» **The data**:
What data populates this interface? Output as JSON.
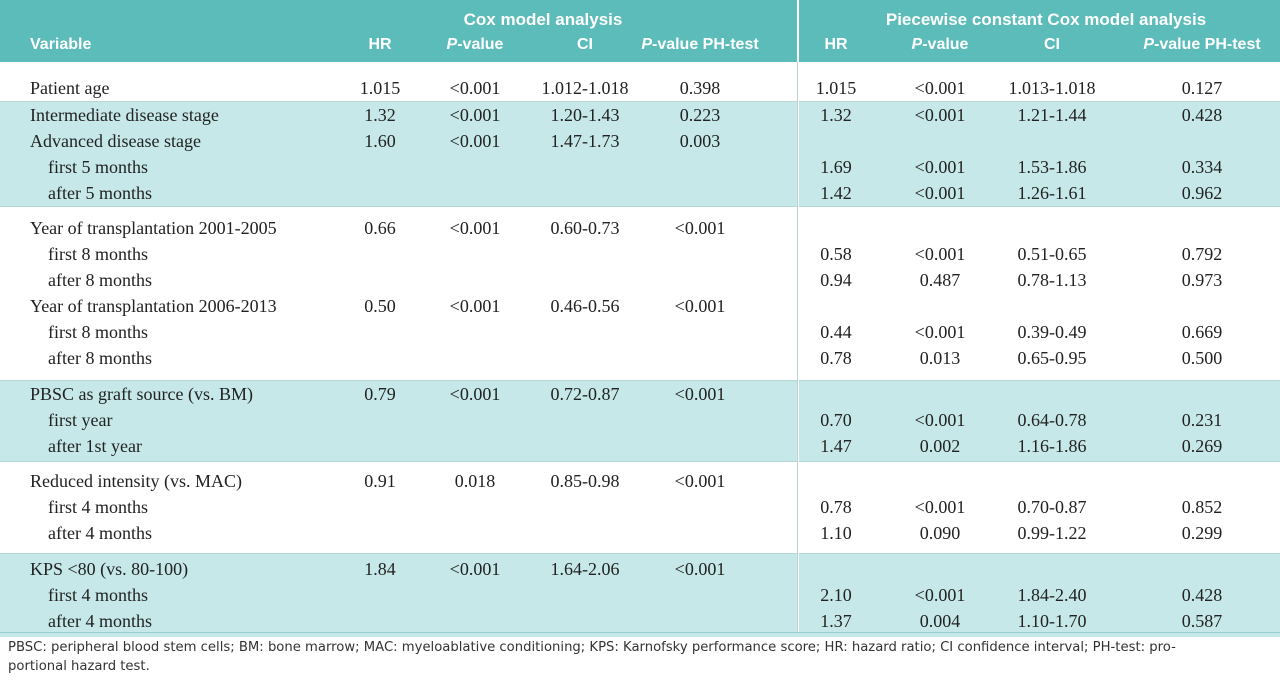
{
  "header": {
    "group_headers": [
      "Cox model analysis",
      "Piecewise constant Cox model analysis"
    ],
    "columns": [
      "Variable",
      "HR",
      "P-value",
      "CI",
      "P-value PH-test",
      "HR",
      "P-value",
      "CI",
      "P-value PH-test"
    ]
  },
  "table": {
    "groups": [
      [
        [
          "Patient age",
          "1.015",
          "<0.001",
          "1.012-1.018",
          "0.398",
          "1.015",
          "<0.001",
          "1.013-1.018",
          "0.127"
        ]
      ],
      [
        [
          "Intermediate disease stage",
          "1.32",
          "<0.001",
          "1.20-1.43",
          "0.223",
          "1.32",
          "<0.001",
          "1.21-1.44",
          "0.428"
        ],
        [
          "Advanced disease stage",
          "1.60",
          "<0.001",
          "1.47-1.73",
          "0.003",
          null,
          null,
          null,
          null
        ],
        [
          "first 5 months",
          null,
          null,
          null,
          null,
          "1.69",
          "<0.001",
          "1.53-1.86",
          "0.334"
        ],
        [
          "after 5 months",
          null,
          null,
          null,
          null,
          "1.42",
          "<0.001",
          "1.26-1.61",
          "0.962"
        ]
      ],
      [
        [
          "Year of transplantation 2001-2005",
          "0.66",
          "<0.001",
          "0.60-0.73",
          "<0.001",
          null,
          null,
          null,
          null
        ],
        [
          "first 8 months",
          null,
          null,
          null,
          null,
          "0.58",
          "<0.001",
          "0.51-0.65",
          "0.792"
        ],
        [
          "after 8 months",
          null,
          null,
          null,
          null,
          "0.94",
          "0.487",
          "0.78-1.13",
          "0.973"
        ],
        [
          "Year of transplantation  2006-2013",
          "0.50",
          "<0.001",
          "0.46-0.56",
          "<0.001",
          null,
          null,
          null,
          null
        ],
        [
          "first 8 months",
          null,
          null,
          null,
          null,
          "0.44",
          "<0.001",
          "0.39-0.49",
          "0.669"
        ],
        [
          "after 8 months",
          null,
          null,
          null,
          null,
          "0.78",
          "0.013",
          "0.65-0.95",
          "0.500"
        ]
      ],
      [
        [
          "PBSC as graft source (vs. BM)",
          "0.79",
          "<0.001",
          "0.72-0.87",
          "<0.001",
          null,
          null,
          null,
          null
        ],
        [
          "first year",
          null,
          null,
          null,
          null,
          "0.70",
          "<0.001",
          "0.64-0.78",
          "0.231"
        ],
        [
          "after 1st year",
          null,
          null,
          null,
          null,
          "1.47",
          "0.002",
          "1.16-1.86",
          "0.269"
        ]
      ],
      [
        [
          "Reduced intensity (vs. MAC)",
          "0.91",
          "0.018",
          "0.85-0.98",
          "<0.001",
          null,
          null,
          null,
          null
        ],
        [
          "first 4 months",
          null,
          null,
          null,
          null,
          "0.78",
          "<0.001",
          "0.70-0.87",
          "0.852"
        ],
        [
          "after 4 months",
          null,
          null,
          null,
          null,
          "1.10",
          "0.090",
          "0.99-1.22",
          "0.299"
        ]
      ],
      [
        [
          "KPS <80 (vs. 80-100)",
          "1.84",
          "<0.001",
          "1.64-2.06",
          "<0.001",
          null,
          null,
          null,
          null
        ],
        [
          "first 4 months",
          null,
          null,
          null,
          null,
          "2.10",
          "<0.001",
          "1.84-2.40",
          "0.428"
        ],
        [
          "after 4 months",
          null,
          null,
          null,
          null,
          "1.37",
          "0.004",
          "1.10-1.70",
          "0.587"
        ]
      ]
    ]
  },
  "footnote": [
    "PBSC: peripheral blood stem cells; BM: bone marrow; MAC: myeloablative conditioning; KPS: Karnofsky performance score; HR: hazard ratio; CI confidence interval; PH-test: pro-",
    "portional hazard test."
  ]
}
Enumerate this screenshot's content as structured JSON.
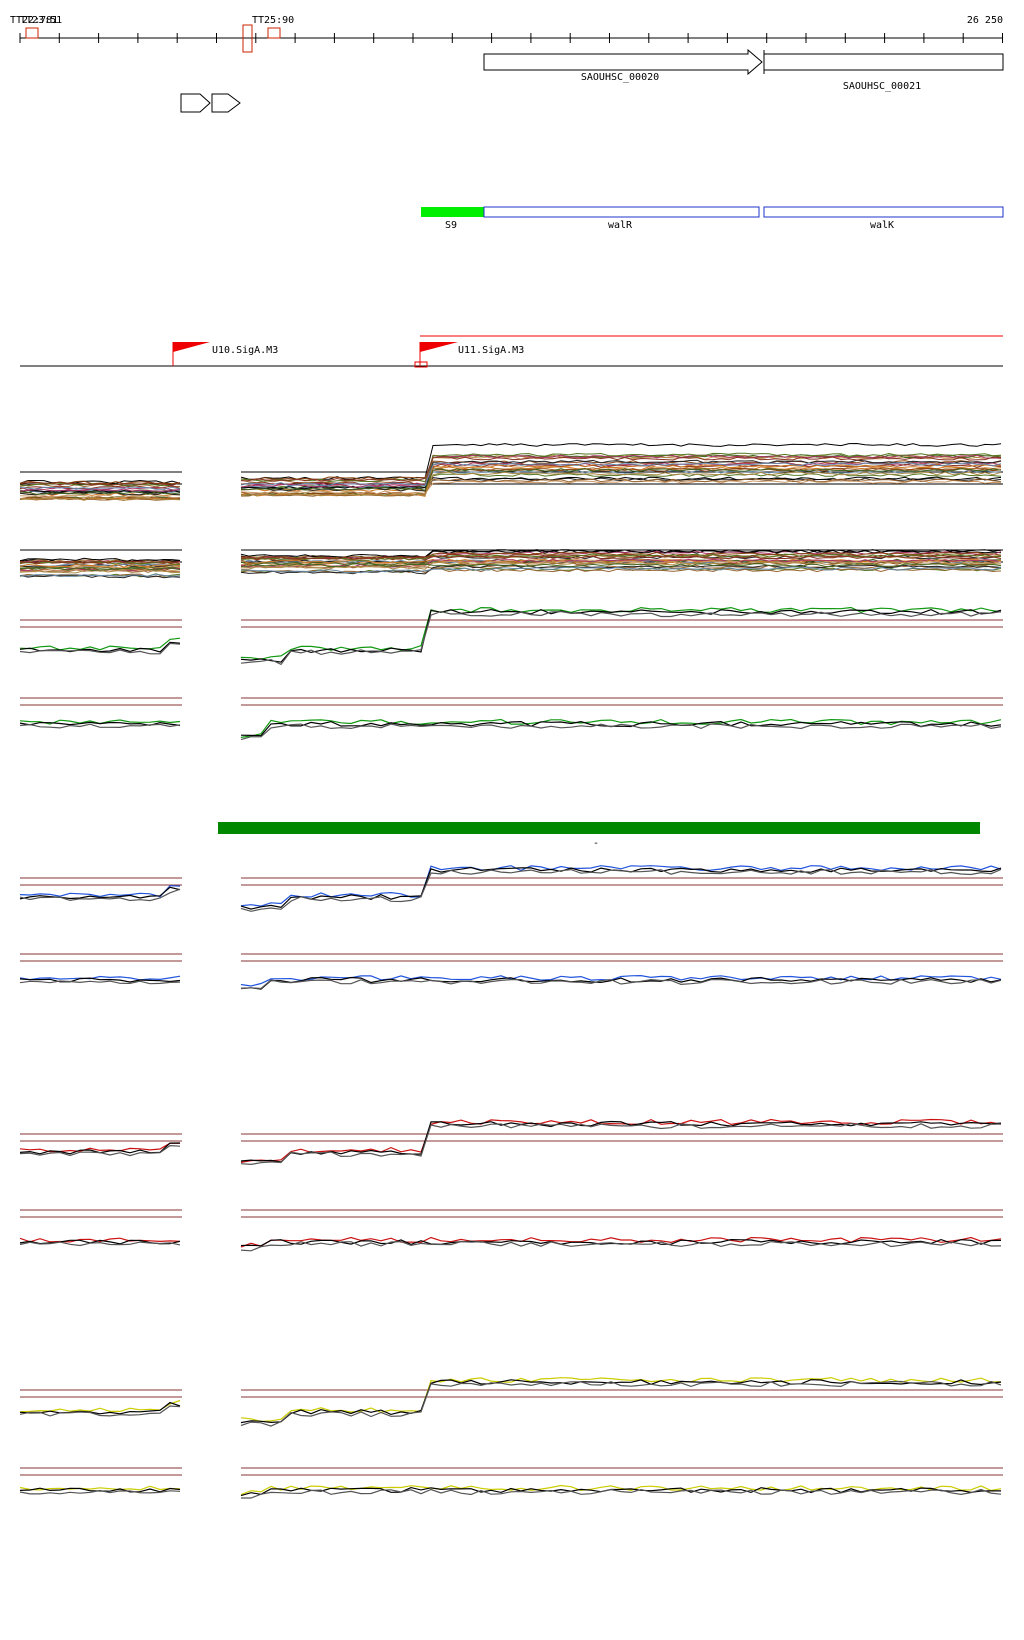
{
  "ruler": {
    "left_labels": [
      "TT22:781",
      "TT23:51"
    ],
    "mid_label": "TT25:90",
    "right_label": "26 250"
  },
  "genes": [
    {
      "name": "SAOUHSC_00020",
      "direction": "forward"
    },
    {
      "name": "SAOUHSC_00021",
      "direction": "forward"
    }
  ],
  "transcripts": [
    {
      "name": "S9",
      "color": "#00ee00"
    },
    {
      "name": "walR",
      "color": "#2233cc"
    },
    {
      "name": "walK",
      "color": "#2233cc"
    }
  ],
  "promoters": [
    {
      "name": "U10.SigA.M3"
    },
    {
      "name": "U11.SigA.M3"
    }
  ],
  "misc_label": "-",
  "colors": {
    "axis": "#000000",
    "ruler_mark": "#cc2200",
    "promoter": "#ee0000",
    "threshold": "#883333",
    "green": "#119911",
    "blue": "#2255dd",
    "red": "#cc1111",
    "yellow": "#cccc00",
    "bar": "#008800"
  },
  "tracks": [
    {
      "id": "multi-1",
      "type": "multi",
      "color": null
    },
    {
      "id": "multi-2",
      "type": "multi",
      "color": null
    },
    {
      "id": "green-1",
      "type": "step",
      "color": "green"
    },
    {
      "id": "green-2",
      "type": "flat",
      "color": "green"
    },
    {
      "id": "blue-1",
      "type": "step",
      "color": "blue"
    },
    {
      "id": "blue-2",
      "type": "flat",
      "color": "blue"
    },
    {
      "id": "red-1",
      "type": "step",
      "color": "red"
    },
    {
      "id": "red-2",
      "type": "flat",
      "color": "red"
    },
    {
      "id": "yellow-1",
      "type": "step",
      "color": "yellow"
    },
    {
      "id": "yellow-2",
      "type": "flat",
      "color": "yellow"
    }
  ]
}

---

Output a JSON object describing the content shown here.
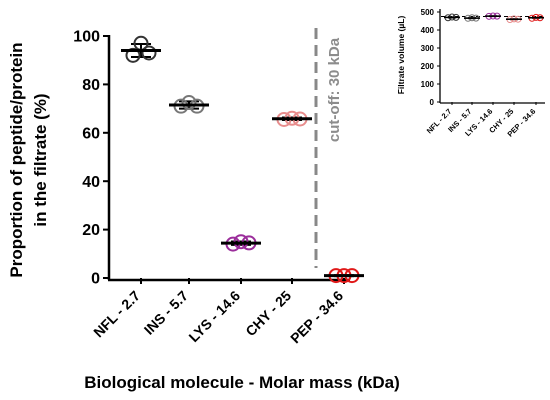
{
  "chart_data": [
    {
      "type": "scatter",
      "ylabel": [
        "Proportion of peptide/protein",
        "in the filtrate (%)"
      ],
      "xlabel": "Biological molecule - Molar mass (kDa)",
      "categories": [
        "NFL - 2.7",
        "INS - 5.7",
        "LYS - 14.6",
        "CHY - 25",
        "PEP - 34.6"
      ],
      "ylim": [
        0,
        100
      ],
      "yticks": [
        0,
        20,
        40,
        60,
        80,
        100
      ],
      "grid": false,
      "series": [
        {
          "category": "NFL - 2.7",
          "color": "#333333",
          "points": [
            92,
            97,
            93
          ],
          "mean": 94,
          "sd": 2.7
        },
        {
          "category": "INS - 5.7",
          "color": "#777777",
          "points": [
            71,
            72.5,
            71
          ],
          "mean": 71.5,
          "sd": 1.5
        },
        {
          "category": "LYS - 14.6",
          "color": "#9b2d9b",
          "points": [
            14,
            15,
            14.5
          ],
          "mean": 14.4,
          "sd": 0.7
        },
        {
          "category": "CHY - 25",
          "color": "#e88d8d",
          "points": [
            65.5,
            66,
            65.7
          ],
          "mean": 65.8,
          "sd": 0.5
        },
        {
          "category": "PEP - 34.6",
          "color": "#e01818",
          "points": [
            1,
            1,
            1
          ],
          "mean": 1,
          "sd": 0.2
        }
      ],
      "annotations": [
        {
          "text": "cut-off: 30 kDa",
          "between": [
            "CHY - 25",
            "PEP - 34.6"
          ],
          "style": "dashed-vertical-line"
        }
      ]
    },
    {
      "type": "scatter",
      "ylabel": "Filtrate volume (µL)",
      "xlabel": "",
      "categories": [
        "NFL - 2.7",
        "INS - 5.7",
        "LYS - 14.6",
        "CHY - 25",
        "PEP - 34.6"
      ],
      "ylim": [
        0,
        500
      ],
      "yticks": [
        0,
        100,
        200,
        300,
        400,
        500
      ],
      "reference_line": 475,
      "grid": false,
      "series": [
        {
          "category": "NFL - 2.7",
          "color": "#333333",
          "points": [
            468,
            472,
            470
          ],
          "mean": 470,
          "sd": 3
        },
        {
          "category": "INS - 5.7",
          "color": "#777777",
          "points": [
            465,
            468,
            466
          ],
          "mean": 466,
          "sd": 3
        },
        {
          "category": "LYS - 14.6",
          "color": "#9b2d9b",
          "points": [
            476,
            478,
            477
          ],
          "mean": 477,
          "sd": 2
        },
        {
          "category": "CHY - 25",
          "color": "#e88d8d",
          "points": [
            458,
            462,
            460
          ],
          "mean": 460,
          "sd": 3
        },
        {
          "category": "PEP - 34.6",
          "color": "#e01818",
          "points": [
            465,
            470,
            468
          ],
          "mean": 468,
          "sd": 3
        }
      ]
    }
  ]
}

» **What to work on**: The answer should consist of all lines from the records above that hold the word "PBSC".

» **Output of the exercise**:
          "PBSC as graft source (vs. BM)",
    "PBSC: peripheral blood stem cells; BM: bone marrow; MAC: myeloablative conditioning; KPS: Karnofsky performance score; HR: hazard ratio; CI confidence interval; PH-test: pro-",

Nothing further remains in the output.